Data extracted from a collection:
═══

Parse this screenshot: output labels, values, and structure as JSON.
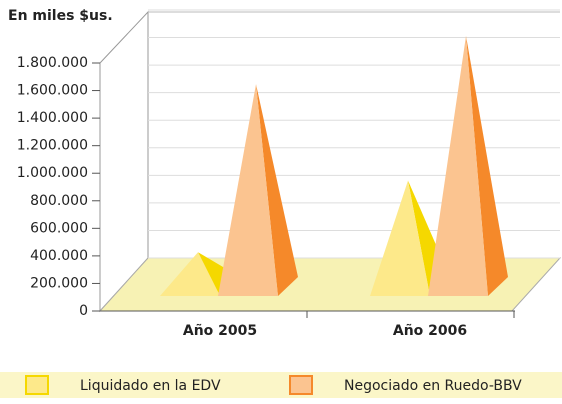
{
  "chart_data": {
    "type": "pyramid3d",
    "title": "En miles $us.",
    "categories": [
      "Año 2005",
      "Año 2006"
    ],
    "series": [
      {
        "name": "Liquidado en la EDV",
        "color": "#fde98a",
        "values": [
          180000,
          700000
        ]
      },
      {
        "name": "Negociado en Ruedo-BBV",
        "color": "#fbc490",
        "values": [
          1400000,
          1750000
        ]
      }
    ],
    "ylim": [
      0,
      1800000
    ],
    "yticks": [
      0,
      {
        "value": 200000,
        "label": "200.000"
      },
      {
        "value": 400000,
        "label": "400.000"
      },
      {
        "value": 600000,
        "label": "600.000"
      },
      {
        "value": 800000,
        "label": "800.000"
      },
      {
        "value": 1000000,
        "label": "1.000.000"
      },
      {
        "value": 1200000,
        "label": "1.200.000"
      },
      {
        "value": 1400000,
        "label": "1.400.000"
      },
      {
        "value": 1600000,
        "label": "1.600.000"
      },
      {
        "value": 1800000,
        "label": "1.800.000"
      }
    ]
  }
}
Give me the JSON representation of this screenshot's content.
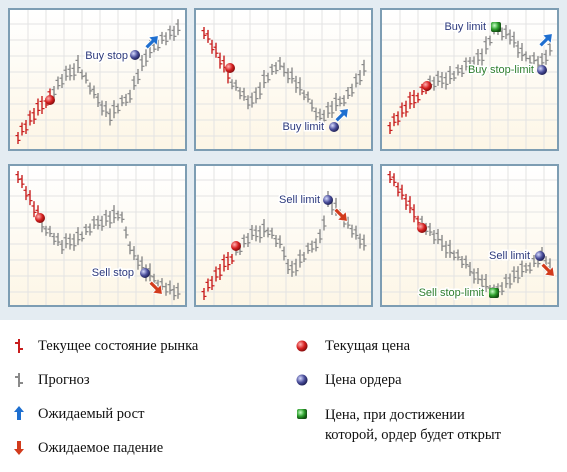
{
  "panels": [
    {
      "id": "buy-stop",
      "label": "Buy stop",
      "label_color": "#2d3a7d",
      "marker": "order",
      "arrow": "up"
    },
    {
      "id": "buy-limit",
      "label": "Buy limit",
      "label_color": "#2d3a7d",
      "marker": "order",
      "arrow": "up"
    },
    {
      "id": "buy-stop-limit",
      "label": "Buy stop-limit",
      "label2": "Buy limit",
      "label_color": "#2f7f2f",
      "label2_color": "#2d3a7d",
      "marker": "green",
      "arrow": "up"
    },
    {
      "id": "sell-stop",
      "label": "Sell stop",
      "label_color": "#2d3a7d",
      "marker": "order",
      "arrow": "down"
    },
    {
      "id": "sell-limit",
      "label": "Sell limit",
      "label_color": "#2d3a7d",
      "marker": "order",
      "arrow": "down"
    },
    {
      "id": "sell-stop-limit",
      "label": "Sell limit",
      "label2": "Sell stop-limit",
      "label_color": "#2d3a7d",
      "label2_color": "#2f7f2f",
      "marker": "green",
      "arrow": "down"
    }
  ],
  "legend": {
    "market_state": "Текущее  состояние  рынка",
    "forecast": "Прогноз",
    "expected_rise": "Ожидаемый рост",
    "expected_fall": "Ожидаемое падение",
    "current_price": "Текущая цена",
    "order_price": "Цена ордера",
    "trigger_price_line1": "Цена, при достижении",
    "trigger_price_line2": "которой, ордер будет открыт"
  },
  "colors": {
    "market_bar": "#c81e1e",
    "forecast_bar": "#8a8a8a",
    "arrow_up": "#1e6fd0",
    "arrow_down": "#d23b1c",
    "current_price_dot": "#d62020",
    "order_price_dot": "#4b4f9c",
    "trigger_dot": "#2da12d"
  }
}
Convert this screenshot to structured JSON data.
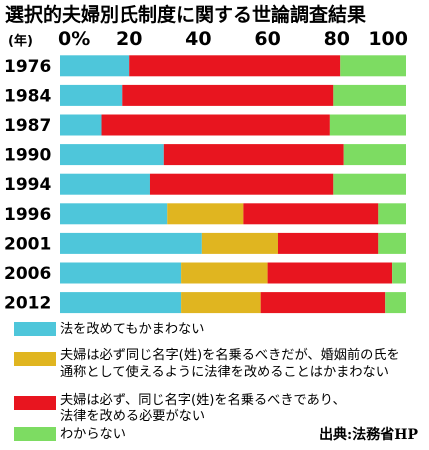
{
  "chart_data": {
    "type": "bar",
    "orientation": "horizontal",
    "stacked": true,
    "title": "選択的夫婦別氏制度に関する世論調査結果",
    "unit_label": "(年)",
    "xlim": [
      0,
      100
    ],
    "x_ticks": [
      "0%",
      "20",
      "40",
      "60",
      "80",
      "100"
    ],
    "categories": [
      "1976",
      "1984",
      "1987",
      "1990",
      "1994",
      "1996",
      "2001",
      "2006",
      "2012"
    ],
    "series": [
      {
        "name": "法を改めてもかまわない",
        "color": "#4ec6da",
        "values": [
          20,
          18,
          12,
          30,
          26,
          31,
          41,
          35,
          35
        ]
      },
      {
        "name": "夫婦は必ず同じ名字(姓)を名乗るべきだが、婚姻前の氏を通称として使えるように法律を改めることはかまわない",
        "color": "#e0b520",
        "values": [
          0,
          0,
          0,
          0,
          0,
          22,
          22,
          25,
          23
        ]
      },
      {
        "name": "夫婦は必ず、同じ名字(姓)を名乗るべきであり、法律を改める必要がない",
        "color": "#e8151f",
        "values": [
          61,
          61,
          66,
          52,
          53,
          39,
          29,
          36,
          36
        ]
      },
      {
        "name": "わからない",
        "color": "#7ddc62",
        "values": [
          19,
          21,
          22,
          18,
          21,
          8,
          8,
          4,
          6
        ]
      }
    ],
    "legend": {
      "placement": "bottom",
      "entries": [
        [
          "法を改めてもかまわない"
        ],
        [
          "夫婦は必ず同じ名字(姓)を名乗るべきだが、婚姻前の氏を",
          "通称として使えるように法律を改めることはかまわない"
        ],
        [
          "夫婦は必ず、同じ名字(姓)を名乗るべきであり、",
          "法律を改める必要がない"
        ],
        [
          "わからない"
        ]
      ]
    },
    "grid": false,
    "source": "出典:法務省HP"
  }
}
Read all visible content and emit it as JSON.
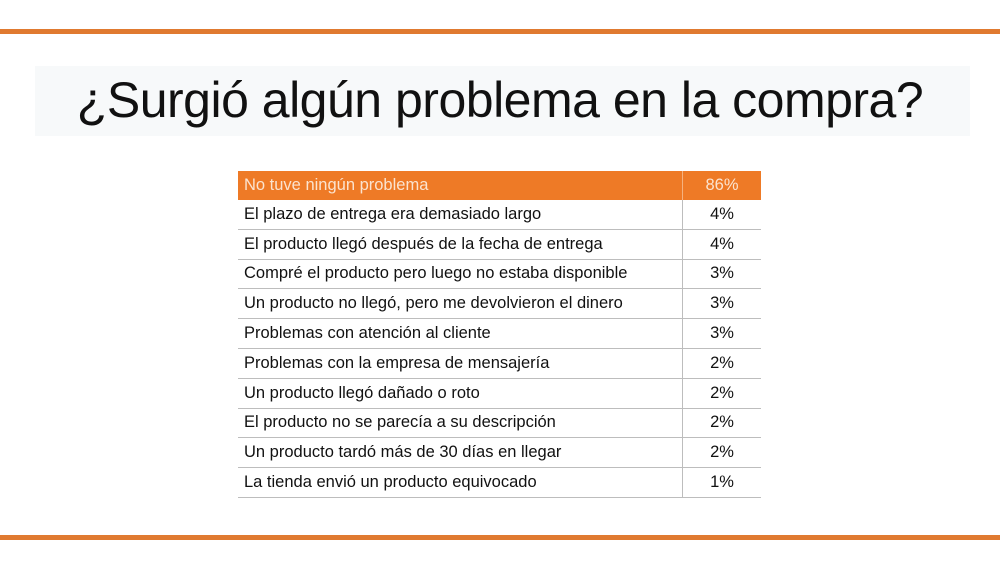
{
  "colors": {
    "accent": "#ee7a26",
    "bar": "#e07a30"
  },
  "chart_data": {
    "type": "table",
    "title": "¿Surgió algún problema en la compra?",
    "rows": [
      {
        "label": "No tuve ningún problema",
        "value": "86%"
      },
      {
        "label": "El plazo de entrega era demasiado largo",
        "value": "4%"
      },
      {
        "label": "El producto llegó después de la fecha de entrega",
        "value": "4%"
      },
      {
        "label": "Compré el producto pero luego no estaba disponible",
        "value": "3%"
      },
      {
        "label": "Un producto no llegó, pero me devolvieron el dinero",
        "value": "3%"
      },
      {
        "label": "Problemas con atención al cliente",
        "value": "3%"
      },
      {
        "label": "Problemas con la empresa de mensajería",
        "value": "2%"
      },
      {
        "label": "Un producto llegó dañado o roto",
        "value": "2%"
      },
      {
        "label": "El producto no se parecía a su descripción",
        "value": "2%"
      },
      {
        "label": "Un producto tardó más de 30 días en llegar",
        "value": "2%"
      },
      {
        "label": "La tienda envió un producto equivocado",
        "value": "1%"
      }
    ]
  }
}
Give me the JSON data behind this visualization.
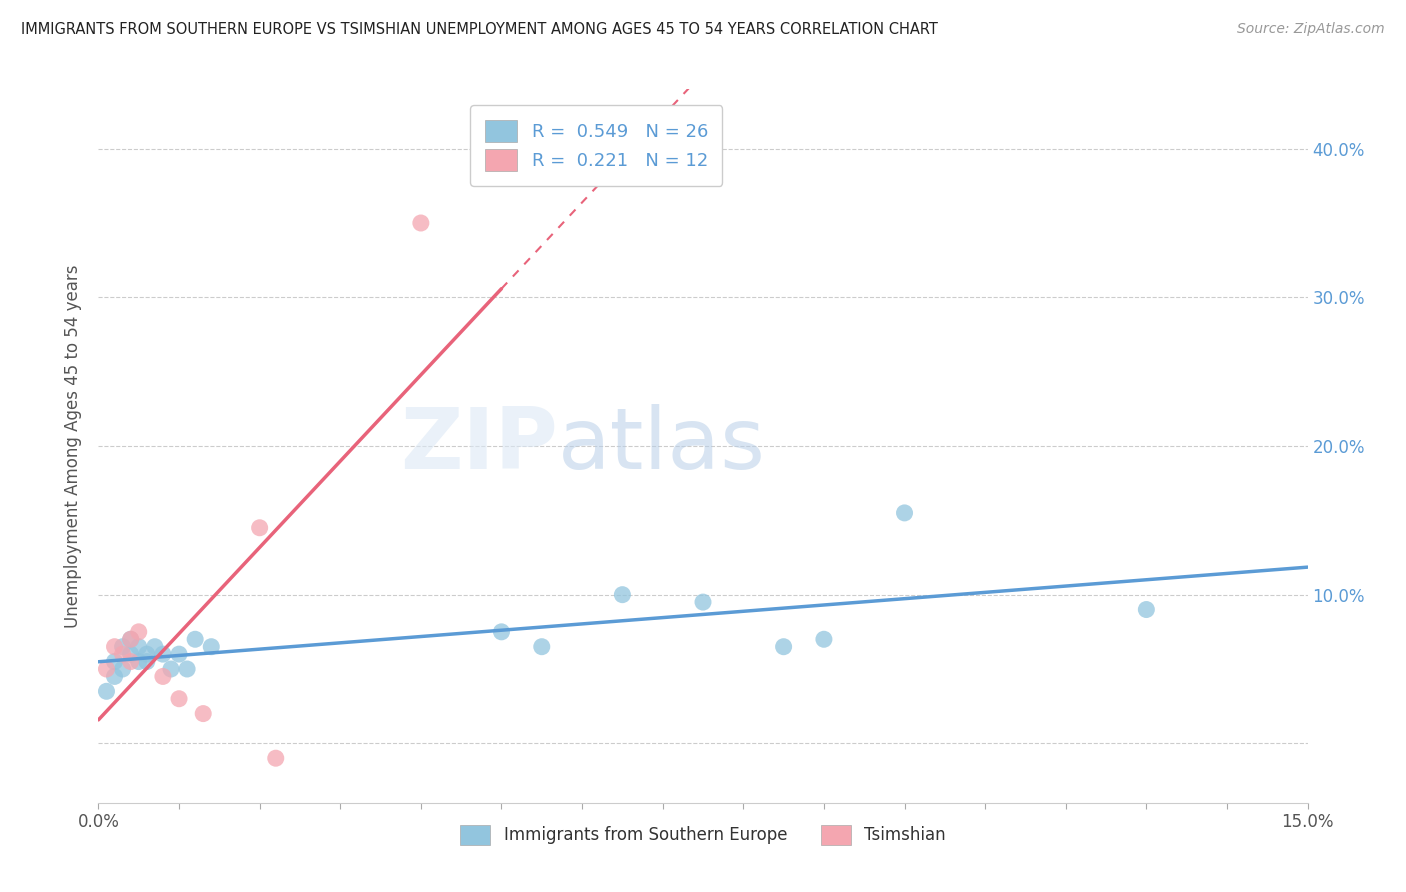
{
  "title": "IMMIGRANTS FROM SOUTHERN EUROPE VS TSIMSHIAN UNEMPLOYMENT AMONG AGES 45 TO 54 YEARS CORRELATION CHART",
  "source": "Source: ZipAtlas.com",
  "ylabel": "Unemployment Among Ages 45 to 54 years",
  "xlim": [
    0.0,
    0.15
  ],
  "ylim": [
    -0.04,
    0.44
  ],
  "blue_scatter_x": [
    0.001,
    0.002,
    0.002,
    0.003,
    0.003,
    0.004,
    0.004,
    0.005,
    0.005,
    0.006,
    0.006,
    0.007,
    0.008,
    0.009,
    0.01,
    0.011,
    0.012,
    0.014,
    0.05,
    0.055,
    0.065,
    0.075,
    0.085,
    0.09,
    0.1,
    0.13
  ],
  "blue_scatter_y": [
    0.035,
    0.045,
    0.055,
    0.05,
    0.065,
    0.06,
    0.07,
    0.055,
    0.065,
    0.055,
    0.06,
    0.065,
    0.06,
    0.05,
    0.06,
    0.05,
    0.07,
    0.065,
    0.075,
    0.065,
    0.1,
    0.095,
    0.065,
    0.07,
    0.155,
    0.09
  ],
  "pink_scatter_x": [
    0.001,
    0.002,
    0.003,
    0.004,
    0.004,
    0.005,
    0.008,
    0.01,
    0.013,
    0.02,
    0.022,
    0.04
  ],
  "pink_scatter_y": [
    0.05,
    0.065,
    0.06,
    0.07,
    0.055,
    0.075,
    0.045,
    0.03,
    0.02,
    0.145,
    -0.01,
    0.35
  ],
  "blue_R": "0.549",
  "blue_N": "26",
  "pink_R": "0.221",
  "pink_N": "12",
  "blue_scatter_color": "#92C5DE",
  "pink_scatter_color": "#F4A6B0",
  "blue_line_color": "#5B9BD5",
  "pink_line_color": "#E8637A",
  "watermark_zip": "ZIP",
  "watermark_atlas": "atlas",
  "background_color": "#ffffff",
  "grid_color": "#cccccc",
  "ytick_positions": [
    0.0,
    0.1,
    0.2,
    0.3,
    0.4
  ],
  "ytick_labels": [
    "",
    "10.0%",
    "20.0%",
    "30.0%",
    "40.0%"
  ],
  "xtick_left_label": "0.0%",
  "xtick_right_label": "15.0%"
}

═══

(To do): Go through the entries and return each line where the word "name" appears.

(Result of the task):
        "name": "Liquidado en la EDV",
        "name": "Negociado en Ruedo-BBV",
        "name": "法を改めてもかまわない",
        "name": "夫婦は必ず同じ名字(姓)を名乗るべきだが、婚姻前の氏を通称として使えるように法律を改めることはかまわない",
        "name": "夫婦は必ず、同じ名字(姓)を名乗るべきであり、法律を改める必要がない",
        "name": "わからない",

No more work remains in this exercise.